[What you will do] Which lines contain the word "München"? Return each of them as written.

[start of Data supplied]

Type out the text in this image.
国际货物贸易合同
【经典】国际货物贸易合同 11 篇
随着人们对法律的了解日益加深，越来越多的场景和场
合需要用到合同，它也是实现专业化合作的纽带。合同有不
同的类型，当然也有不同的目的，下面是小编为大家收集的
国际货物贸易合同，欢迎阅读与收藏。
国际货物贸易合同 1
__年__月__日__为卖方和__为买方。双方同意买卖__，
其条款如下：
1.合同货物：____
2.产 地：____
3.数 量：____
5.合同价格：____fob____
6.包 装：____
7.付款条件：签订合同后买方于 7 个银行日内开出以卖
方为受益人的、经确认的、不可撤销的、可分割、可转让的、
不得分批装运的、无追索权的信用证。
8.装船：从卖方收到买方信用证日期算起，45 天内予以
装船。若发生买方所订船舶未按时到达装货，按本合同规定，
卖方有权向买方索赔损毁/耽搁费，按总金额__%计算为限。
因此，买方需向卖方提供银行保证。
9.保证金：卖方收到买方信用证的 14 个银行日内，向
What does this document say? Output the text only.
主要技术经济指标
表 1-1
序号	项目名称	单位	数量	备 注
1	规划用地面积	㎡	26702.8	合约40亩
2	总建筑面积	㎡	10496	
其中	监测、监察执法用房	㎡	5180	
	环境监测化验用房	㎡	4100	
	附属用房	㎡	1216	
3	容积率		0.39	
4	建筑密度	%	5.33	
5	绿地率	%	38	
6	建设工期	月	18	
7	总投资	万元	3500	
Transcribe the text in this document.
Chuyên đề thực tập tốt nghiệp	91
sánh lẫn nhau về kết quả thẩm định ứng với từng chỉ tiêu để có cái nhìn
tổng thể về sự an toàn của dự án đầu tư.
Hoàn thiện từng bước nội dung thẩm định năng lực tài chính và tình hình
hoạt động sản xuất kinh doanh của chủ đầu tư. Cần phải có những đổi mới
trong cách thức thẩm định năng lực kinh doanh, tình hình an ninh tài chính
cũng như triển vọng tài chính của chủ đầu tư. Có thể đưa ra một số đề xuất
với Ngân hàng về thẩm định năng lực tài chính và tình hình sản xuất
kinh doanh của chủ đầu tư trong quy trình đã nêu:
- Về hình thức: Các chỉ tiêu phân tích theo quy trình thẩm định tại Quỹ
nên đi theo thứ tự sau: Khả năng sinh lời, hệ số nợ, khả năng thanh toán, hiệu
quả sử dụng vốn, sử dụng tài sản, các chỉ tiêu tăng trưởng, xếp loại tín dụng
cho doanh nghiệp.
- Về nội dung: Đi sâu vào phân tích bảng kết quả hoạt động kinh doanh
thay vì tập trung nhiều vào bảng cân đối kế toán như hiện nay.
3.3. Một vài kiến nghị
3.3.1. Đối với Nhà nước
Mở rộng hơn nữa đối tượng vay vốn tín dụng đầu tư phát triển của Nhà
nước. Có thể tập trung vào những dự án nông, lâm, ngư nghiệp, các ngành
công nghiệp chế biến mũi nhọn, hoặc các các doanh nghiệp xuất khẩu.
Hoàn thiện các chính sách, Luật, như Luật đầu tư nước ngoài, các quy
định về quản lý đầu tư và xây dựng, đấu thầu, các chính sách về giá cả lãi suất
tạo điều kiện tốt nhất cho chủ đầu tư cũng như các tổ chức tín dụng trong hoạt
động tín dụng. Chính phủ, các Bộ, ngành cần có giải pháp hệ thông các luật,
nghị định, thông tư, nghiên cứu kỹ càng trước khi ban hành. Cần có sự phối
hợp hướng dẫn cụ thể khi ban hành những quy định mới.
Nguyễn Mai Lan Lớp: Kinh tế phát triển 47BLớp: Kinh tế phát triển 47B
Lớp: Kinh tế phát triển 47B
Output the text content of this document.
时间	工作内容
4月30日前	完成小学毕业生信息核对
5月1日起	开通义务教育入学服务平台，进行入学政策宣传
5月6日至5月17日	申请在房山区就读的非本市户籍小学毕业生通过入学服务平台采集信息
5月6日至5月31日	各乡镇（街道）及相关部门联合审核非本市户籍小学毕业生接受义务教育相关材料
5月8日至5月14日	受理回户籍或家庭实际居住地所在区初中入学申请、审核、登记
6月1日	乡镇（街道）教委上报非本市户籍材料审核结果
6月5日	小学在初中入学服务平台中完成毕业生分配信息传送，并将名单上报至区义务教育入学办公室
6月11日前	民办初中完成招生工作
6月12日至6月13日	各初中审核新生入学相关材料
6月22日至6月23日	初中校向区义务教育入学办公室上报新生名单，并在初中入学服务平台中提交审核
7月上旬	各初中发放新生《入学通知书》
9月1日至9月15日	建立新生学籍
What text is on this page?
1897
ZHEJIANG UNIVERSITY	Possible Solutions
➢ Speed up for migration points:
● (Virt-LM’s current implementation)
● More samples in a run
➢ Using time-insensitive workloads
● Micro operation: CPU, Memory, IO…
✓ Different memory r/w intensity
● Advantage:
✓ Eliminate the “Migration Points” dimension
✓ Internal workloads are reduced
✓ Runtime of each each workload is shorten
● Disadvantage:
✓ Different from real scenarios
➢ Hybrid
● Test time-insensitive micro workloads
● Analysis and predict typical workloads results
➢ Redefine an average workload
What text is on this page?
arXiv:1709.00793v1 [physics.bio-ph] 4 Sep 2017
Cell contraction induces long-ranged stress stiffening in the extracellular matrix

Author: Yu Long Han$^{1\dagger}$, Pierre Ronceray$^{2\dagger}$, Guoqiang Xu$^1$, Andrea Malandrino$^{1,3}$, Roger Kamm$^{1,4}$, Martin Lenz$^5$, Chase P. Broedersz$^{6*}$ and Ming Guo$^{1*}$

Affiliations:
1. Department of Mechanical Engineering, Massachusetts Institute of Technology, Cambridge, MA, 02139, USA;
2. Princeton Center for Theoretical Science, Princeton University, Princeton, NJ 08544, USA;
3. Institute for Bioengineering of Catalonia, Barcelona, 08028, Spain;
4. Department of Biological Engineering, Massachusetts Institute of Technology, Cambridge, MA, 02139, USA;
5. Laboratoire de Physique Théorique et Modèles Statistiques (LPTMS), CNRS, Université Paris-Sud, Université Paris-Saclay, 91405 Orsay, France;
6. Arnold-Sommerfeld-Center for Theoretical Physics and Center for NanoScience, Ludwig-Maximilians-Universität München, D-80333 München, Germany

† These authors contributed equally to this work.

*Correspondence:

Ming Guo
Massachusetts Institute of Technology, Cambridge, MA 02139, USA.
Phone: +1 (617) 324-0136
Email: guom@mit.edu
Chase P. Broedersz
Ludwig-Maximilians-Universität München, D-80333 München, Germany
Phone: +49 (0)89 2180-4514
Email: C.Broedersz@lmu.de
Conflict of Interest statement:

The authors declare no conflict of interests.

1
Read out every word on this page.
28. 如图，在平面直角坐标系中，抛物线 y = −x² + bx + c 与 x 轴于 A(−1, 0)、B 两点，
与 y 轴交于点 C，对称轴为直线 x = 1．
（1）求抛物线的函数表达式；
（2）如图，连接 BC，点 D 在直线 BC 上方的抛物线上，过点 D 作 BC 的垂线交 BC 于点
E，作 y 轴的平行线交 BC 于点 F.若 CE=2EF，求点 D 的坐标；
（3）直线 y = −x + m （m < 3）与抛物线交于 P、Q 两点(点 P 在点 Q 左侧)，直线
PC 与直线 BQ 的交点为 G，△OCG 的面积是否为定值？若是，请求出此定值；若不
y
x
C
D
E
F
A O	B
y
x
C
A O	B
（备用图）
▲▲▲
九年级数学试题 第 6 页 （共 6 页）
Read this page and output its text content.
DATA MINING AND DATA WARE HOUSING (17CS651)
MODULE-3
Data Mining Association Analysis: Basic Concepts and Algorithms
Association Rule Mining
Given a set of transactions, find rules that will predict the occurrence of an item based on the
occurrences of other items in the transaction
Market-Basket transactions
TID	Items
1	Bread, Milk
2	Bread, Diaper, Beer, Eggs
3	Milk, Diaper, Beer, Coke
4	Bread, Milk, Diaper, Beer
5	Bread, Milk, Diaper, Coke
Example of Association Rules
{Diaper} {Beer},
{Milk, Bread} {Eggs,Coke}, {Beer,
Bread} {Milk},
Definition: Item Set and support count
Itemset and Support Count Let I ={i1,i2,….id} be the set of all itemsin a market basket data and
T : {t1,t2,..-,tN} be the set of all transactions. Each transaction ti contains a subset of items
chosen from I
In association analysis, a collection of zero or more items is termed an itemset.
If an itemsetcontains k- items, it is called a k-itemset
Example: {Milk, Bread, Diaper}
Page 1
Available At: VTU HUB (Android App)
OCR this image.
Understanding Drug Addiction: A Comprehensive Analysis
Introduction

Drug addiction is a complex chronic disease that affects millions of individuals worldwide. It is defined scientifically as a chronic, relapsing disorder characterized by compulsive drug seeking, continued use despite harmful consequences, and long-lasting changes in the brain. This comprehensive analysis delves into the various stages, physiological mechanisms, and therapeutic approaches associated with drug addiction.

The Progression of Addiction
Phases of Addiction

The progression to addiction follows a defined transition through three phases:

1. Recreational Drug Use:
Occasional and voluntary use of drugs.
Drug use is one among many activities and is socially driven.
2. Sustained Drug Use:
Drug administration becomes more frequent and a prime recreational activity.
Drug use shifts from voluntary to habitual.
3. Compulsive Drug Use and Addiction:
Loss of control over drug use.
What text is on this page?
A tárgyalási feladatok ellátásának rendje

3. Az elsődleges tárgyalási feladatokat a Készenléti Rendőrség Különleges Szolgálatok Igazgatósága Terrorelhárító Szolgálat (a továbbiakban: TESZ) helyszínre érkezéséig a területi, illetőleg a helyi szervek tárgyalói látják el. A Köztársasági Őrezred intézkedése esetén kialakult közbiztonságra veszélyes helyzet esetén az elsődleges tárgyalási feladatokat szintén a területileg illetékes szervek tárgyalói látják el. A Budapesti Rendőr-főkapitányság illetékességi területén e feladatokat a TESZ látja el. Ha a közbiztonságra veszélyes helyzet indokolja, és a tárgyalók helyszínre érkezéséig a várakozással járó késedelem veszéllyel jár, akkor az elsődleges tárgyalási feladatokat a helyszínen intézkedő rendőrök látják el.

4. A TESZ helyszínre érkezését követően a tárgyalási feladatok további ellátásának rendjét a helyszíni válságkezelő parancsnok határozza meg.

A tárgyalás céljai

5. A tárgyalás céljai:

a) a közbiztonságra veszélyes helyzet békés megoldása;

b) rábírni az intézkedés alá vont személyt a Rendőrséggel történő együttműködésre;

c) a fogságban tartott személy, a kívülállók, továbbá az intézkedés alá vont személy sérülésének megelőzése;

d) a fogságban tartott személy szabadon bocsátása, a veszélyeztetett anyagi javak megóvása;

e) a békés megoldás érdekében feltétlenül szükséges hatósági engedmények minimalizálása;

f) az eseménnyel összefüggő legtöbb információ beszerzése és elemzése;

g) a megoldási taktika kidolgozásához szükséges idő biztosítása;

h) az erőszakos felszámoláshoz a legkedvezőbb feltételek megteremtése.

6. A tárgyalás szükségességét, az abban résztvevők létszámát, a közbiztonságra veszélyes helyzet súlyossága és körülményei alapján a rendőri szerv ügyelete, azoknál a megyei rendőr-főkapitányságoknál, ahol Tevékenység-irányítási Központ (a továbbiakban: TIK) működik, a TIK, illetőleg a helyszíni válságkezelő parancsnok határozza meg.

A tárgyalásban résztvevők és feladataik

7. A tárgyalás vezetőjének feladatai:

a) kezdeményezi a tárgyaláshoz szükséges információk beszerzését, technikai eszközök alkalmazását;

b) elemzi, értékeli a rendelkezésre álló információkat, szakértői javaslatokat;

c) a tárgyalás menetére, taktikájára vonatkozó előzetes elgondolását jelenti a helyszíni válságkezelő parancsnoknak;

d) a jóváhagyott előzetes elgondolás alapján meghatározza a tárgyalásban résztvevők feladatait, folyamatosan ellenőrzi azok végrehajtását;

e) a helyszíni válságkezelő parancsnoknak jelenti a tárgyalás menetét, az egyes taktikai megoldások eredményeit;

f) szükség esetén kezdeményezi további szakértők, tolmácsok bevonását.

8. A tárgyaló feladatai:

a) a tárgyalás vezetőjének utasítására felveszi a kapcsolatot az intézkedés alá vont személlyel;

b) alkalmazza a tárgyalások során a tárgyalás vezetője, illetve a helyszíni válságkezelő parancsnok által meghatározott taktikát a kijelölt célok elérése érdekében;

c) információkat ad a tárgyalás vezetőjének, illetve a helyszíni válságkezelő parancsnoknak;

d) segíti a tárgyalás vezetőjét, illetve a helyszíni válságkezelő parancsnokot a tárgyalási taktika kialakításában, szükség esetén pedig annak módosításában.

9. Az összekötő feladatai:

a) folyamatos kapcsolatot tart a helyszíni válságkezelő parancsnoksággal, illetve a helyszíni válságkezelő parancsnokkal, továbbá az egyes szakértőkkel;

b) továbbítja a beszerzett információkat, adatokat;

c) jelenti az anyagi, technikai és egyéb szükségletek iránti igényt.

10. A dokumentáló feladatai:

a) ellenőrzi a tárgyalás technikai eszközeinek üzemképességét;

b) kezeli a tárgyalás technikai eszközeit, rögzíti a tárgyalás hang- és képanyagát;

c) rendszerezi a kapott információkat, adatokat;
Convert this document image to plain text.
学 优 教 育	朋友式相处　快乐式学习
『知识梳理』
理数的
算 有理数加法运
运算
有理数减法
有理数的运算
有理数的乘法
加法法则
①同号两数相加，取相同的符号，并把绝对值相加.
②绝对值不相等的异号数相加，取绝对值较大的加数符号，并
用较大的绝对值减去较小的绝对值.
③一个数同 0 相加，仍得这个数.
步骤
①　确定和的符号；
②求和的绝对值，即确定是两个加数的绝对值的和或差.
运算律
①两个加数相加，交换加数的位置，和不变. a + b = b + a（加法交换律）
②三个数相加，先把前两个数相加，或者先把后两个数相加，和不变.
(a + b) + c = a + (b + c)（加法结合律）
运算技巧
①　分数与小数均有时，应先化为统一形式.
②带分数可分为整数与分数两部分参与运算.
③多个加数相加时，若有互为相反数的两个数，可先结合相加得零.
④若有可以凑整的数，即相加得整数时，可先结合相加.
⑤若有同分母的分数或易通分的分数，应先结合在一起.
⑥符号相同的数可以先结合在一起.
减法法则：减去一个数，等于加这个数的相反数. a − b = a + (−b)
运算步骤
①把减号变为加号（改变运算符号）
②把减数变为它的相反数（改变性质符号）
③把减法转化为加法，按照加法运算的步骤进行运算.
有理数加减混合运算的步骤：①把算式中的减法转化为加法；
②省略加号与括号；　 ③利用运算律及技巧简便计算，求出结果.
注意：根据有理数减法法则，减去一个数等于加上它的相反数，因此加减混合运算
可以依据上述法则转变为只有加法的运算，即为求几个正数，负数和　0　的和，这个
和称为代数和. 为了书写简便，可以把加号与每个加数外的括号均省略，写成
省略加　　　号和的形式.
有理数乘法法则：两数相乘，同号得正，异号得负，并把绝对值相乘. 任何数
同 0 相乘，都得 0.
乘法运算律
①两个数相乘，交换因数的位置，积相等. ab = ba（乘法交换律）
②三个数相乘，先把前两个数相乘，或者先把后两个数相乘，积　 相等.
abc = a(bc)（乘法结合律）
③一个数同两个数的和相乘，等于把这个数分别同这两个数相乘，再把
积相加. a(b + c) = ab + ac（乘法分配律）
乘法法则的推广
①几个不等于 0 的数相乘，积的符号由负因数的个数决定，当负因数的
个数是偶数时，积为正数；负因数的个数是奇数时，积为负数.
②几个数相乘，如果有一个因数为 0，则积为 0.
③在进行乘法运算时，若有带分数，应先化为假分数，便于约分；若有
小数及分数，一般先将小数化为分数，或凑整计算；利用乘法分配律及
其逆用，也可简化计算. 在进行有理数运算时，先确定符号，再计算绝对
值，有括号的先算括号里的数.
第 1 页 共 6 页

[end of Data supplied]

[Final result]
6. Arnold-Sommerfeld-Center for Theoretical Physics and Center for NanoScience, Ludwig-Maximilians-Universität München, D-80333 München, Germany
Ludwig-Maximilians-Universität München, D-80333 München, Germany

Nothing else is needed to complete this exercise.